# Extracted data:
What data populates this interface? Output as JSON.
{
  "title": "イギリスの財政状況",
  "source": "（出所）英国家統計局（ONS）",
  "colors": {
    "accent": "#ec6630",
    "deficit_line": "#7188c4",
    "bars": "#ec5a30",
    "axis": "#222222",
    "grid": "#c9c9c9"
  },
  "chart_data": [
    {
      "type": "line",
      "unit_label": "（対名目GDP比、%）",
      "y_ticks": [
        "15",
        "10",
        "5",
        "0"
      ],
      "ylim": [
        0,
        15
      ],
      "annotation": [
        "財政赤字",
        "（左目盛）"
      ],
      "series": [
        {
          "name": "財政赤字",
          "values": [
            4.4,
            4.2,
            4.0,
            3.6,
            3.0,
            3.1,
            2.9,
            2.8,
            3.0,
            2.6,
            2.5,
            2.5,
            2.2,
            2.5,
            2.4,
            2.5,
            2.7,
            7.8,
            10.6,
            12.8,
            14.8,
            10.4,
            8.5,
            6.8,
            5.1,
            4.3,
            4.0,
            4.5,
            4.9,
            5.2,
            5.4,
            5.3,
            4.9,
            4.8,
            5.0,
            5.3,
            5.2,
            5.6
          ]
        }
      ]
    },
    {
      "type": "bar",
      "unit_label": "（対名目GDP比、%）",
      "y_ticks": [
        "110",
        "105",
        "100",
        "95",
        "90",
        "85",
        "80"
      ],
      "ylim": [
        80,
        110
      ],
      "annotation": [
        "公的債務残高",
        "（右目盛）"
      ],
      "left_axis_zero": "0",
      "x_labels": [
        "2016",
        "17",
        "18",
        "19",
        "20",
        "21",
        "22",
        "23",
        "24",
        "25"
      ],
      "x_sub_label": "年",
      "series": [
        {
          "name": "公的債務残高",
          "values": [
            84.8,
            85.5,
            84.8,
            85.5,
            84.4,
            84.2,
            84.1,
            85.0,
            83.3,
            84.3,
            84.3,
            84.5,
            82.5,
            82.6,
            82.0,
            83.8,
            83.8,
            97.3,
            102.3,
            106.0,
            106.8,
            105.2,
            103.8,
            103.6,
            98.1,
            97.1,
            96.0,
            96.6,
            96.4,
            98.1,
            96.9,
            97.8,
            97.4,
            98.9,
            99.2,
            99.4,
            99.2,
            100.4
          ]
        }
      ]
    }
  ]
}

# Direction:
Set down every line of the listing above again, exactly as given.

# Expected answer:
What data populates this interface? Output as JSON.
{
  "title": "イギリスの財政状況",
  "source": "（出所）英国家統計局（ONS）",
  "colors": {
    "accent": "#ec6630",
    "deficit_line": "#7188c4",
    "bars": "#ec5a30",
    "axis": "#222222",
    "grid": "#c9c9c9"
  },
  "chart_data": [
    {
      "type": "line",
      "unit_label": "（対名目GDP比、%）",
      "y_ticks": [
        "15",
        "10",
        "5",
        "0"
      ],
      "ylim": [
        0,
        15
      ],
      "annotation": [
        "財政赤字",
        "（左目盛）"
      ],
      "series": [
        {
          "name": "財政赤字",
          "values": [
            4.4,
            4.2,
            4.0,
            3.6,
            3.0,
            3.1,
            2.9,
            2.8,
            3.0,
            2.6,
            2.5,
            2.5,
            2.2,
            2.5,
            2.4,
            2.5,
            2.7,
            7.8,
            10.6,
            12.8,
            14.8,
            10.4,
            8.5,
            6.8,
            5.1,
            4.3,
            4.0,
            4.5,
            4.9,
            5.2,
            5.4,
            5.3,
            4.9,
            4.8,
            5.0,
            5.3,
            5.2,
            5.6
          ]
        }
      ]
    },
    {
      "type": "bar",
      "unit_label": "（対名目GDP比、%）",
      "y_ticks": [
        "110",
        "105",
        "100",
        "95",
        "90",
        "85",
        "80"
      ],
      "ylim": [
        80,
        110
      ],
      "annotation": [
        "公的債務残高",
        "（右目盛）"
      ],
      "left_axis_zero": "0",
      "x_labels": [
        "2016",
        "17",
        "18",
        "19",
        "20",
        "21",
        "22",
        "23",
        "24",
        "25"
      ],
      "x_sub_label": "年",
      "series": [
        {
          "name": "公的債務残高",
          "values": [
            84.8,
            85.5,
            84.8,
            85.5,
            84.4,
            84.2,
            84.1,
            85.0,
            83.3,
            84.3,
            84.3,
            84.5,
            82.5,
            82.6,
            82.0,
            83.8,
            83.8,
            97.3,
            102.3,
            106.0,
            106.8,
            105.2,
            103.8,
            103.6,
            98.1,
            97.1,
            96.0,
            96.6,
            96.4,
            98.1,
            96.9,
            97.8,
            97.4,
            98.9,
            99.2,
            99.4,
            99.2,
            100.4
          ]
        }
      ]
    }
  ]
}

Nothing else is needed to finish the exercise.